* [Task goal]
Quote the lines from the start of the records through the line that contains "- Text: 25.3: 25.3: [384, 126, 420, 143]", inclusive.

··········

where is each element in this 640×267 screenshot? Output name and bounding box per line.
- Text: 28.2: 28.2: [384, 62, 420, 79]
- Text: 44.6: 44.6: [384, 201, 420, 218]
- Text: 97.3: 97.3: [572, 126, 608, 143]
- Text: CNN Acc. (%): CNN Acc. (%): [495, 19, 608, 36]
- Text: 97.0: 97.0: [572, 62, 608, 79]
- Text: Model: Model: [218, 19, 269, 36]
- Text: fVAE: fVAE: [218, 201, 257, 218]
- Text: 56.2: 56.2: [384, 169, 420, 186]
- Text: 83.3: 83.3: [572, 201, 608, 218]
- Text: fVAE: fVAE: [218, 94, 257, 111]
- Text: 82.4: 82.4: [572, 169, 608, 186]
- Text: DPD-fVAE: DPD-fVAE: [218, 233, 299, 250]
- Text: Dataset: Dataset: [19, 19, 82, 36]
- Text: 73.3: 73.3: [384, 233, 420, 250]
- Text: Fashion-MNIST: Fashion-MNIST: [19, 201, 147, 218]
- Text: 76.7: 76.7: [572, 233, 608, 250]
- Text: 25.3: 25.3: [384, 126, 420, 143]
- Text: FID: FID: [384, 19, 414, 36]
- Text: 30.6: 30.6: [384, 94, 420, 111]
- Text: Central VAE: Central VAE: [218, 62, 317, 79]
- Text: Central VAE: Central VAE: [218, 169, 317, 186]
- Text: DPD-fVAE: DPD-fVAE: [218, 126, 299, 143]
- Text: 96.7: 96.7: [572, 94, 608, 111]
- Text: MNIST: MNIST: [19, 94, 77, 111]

··········

* [Result of this task]
where is each element in this 640×267 screenshot? Output name and bounding box per line.
- Text: 28.2: 28.2: [384, 62, 420, 79]
- Text: 44.6: 44.6: [384, 201, 420, 218]
- Text: 97.3: 97.3: [572, 126, 608, 143]
- Text: CNN Acc. (%): CNN Acc. (%): [495, 19, 608, 36]
- Text: 97.0: 97.0: [572, 62, 608, 79]
- Text: Model: Model: [218, 19, 269, 36]
- Text: fVAE: fVAE: [218, 201, 257, 218]
- Text: 56.2: 56.2: [384, 169, 420, 186]
- Text: 83.3: 83.3: [572, 201, 608, 218]
- Text: fVAE: fVAE: [218, 94, 257, 111]
- Text: 82.4: 82.4: [572, 169, 608, 186]
- Text: DPD-fVAE: DPD-fVAE: [218, 233, 299, 250]
- Text: Dataset: Dataset: [19, 19, 82, 36]
- Text: 73.3: 73.3: [384, 233, 420, 250]
- Text: Fashion-MNIST: Fashion-MNIST: [19, 201, 147, 218]
- Text: 76.7: 76.7: [572, 233, 608, 250]
- Text: 25.3: 25.3: [384, 126, 420, 143]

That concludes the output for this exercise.